Material shown:
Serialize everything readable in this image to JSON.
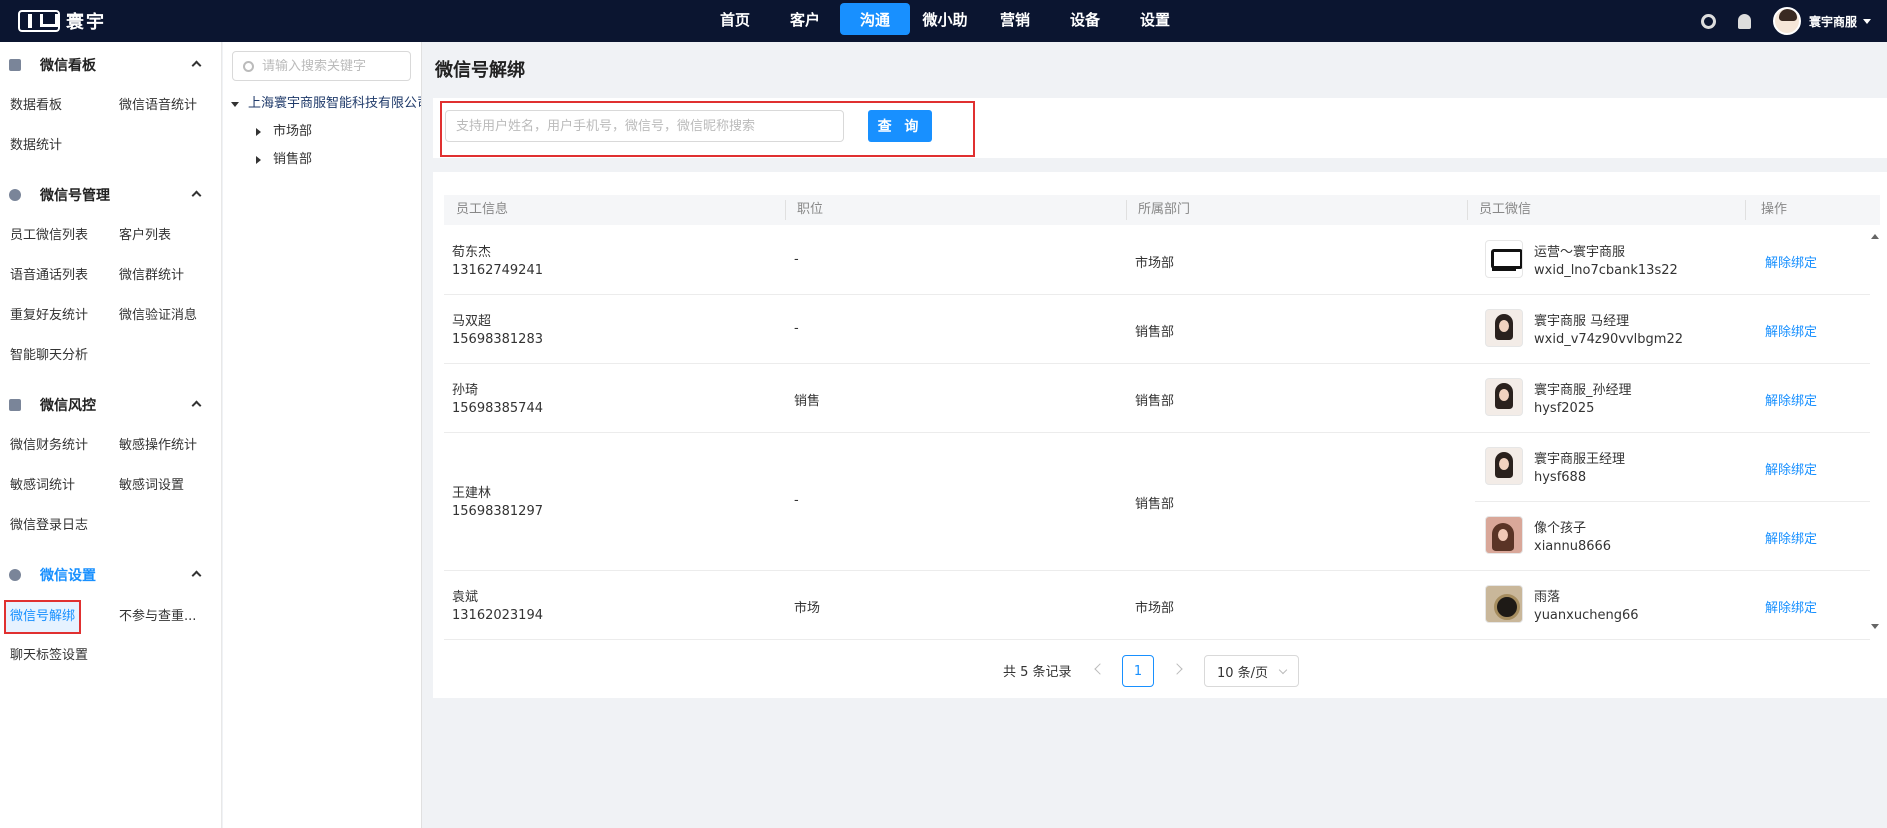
{
  "brand": {
    "name": "寰宇"
  },
  "nav": [
    "首页",
    "客户",
    "沟通",
    "微小助",
    "营销",
    "设备",
    "设置"
  ],
  "nav_active": "沟通",
  "user": {
    "name": "寰宇商服"
  },
  "sidebar": {
    "groups": [
      {
        "title": "微信看板",
        "icon": "chart-icon",
        "items": [
          "数据看板",
          "微信语音统计",
          "数据统计"
        ]
      },
      {
        "title": "微信号管理",
        "icon": "wechat-icon",
        "items": [
          "员工微信列表",
          "客户列表",
          "语音通话列表",
          "微信群统计",
          "重复好友统计",
          "微信验证消息",
          "智能聊天分析"
        ]
      },
      {
        "title": "微信风控",
        "icon": "shield-icon",
        "items": [
          "微信财务统计",
          "敏感操作统计",
          "敏感词统计",
          "敏感词设置",
          "微信登录日志"
        ]
      },
      {
        "title": "微信设置",
        "icon": "gear-icon",
        "items": [
          "微信号解绑",
          "不参与查重...",
          "聊天标签设置"
        ]
      }
    ],
    "active_item": "微信号解绑"
  },
  "tree": {
    "search_placeholder": "请输入搜索关键字",
    "root": "上海寰宇商服智能科技有限公司",
    "children": [
      "市场部",
      "销售部"
    ]
  },
  "page_title": "微信号解绑",
  "search": {
    "placeholder": "支持用户姓名，用户手机号，微信号，微信昵称搜索",
    "button": "查 询"
  },
  "table": {
    "columns": [
      "员工信息",
      "职位",
      "所属部门",
      "员工微信",
      "操作"
    ],
    "rows": [
      {
        "name": "荀东杰",
        "phone": "13162749241",
        "position": "-",
        "dept": "市场部",
        "wechats": [
          {
            "nick": "运营～寰宇商服",
            "id": "wxid_lno7cbank13s22",
            "avatar": "logo"
          }
        ]
      },
      {
        "name": "马双超",
        "phone": "15698381283",
        "position": "-",
        "dept": "销售部",
        "wechats": [
          {
            "nick": "寰宇商服 马经理",
            "id": "wxid_v74z90vvlbgm22",
            "avatar": "woman"
          }
        ]
      },
      {
        "name": "孙琦",
        "phone": "15698385744",
        "position": "销售",
        "dept": "销售部",
        "wechats": [
          {
            "nick": "寰宇商服_孙经理",
            "id": "hysf2025",
            "avatar": "woman"
          }
        ]
      },
      {
        "name": "王建林",
        "phone": "15698381297",
        "position": "-",
        "dept": "销售部",
        "wechats": [
          {
            "nick": "寰宇商服王经理",
            "id": "hysf688",
            "avatar": "woman"
          },
          {
            "nick": "像个孩子",
            "id": "xiannu8666",
            "avatar": "girl"
          }
        ]
      },
      {
        "name": "袁斌",
        "phone": "13162023194",
        "position": "市场",
        "dept": "市场部",
        "wechats": [
          {
            "nick": "雨落",
            "id": "yuanxucheng66",
            "avatar": "watch"
          }
        ]
      }
    ],
    "action": "解除绑定"
  },
  "pagination": {
    "total": "共 5 条记录",
    "current": "1",
    "page_size": "10 条/页"
  },
  "colors": {
    "topbar": "#0b1530",
    "accent": "#1890ff",
    "highlight": "#e03030"
  }
}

Written request: Without the pictures, return all the records precisely as they stand.

Exercise answer:
Serialize everything readable in this image to JSON.
{
  "brand": {
    "name": "寰宇"
  },
  "nav": [
    "首页",
    "客户",
    "沟通",
    "微小助",
    "营销",
    "设备",
    "设置"
  ],
  "nav_active": "沟通",
  "user": {
    "name": "寰宇商服"
  },
  "sidebar": {
    "groups": [
      {
        "title": "微信看板",
        "icon": "chart-icon",
        "items": [
          "数据看板",
          "微信语音统计",
          "数据统计"
        ]
      },
      {
        "title": "微信号管理",
        "icon": "wechat-icon",
        "items": [
          "员工微信列表",
          "客户列表",
          "语音通话列表",
          "微信群统计",
          "重复好友统计",
          "微信验证消息",
          "智能聊天分析"
        ]
      },
      {
        "title": "微信风控",
        "icon": "shield-icon",
        "items": [
          "微信财务统计",
          "敏感操作统计",
          "敏感词统计",
          "敏感词设置",
          "微信登录日志"
        ]
      },
      {
        "title": "微信设置",
        "icon": "gear-icon",
        "items": [
          "微信号解绑",
          "不参与查重...",
          "聊天标签设置"
        ]
      }
    ],
    "active_item": "微信号解绑"
  },
  "tree": {
    "search_placeholder": "请输入搜索关键字",
    "root": "上海寰宇商服智能科技有限公司",
    "children": [
      "市场部",
      "销售部"
    ]
  },
  "page_title": "微信号解绑",
  "search": {
    "placeholder": "支持用户姓名，用户手机号，微信号，微信昵称搜索",
    "button": "查 询"
  },
  "table": {
    "columns": [
      "员工信息",
      "职位",
      "所属部门",
      "员工微信",
      "操作"
    ],
    "rows": [
      {
        "name": "荀东杰",
        "phone": "13162749241",
        "position": "-",
        "dept": "市场部",
        "wechats": [
          {
            "nick": "运营～寰宇商服",
            "id": "wxid_lno7cbank13s22",
            "avatar": "logo"
          }
        ]
      },
      {
        "name": "马双超",
        "phone": "15698381283",
        "position": "-",
        "dept": "销售部",
        "wechats": [
          {
            "nick": "寰宇商服 马经理",
            "id": "wxid_v74z90vvlbgm22",
            "avatar": "woman"
          }
        ]
      },
      {
        "name": "孙琦",
        "phone": "15698385744",
        "position": "销售",
        "dept": "销售部",
        "wechats": [
          {
            "nick": "寰宇商服_孙经理",
            "id": "hysf2025",
            "avatar": "woman"
          }
        ]
      },
      {
        "name": "王建林",
        "phone": "15698381297",
        "position": "-",
        "dept": "销售部",
        "wechats": [
          {
            "nick": "寰宇商服王经理",
            "id": "hysf688",
            "avatar": "woman"
          },
          {
            "nick": "像个孩子",
            "id": "xiannu8666",
            "avatar": "girl"
          }
        ]
      },
      {
        "name": "袁斌",
        "phone": "13162023194",
        "position": "市场",
        "dept": "市场部",
        "wechats": [
          {
            "nick": "雨落",
            "id": "yuanxucheng66",
            "avatar": "watch"
          }
        ]
      }
    ],
    "action": "解除绑定"
  },
  "pagination": {
    "total": "共 5 条记录",
    "current": "1",
    "page_size": "10 条/页"
  },
  "colors": {
    "topbar": "#0b1530",
    "accent": "#1890ff",
    "highlight": "#e03030"
  }
}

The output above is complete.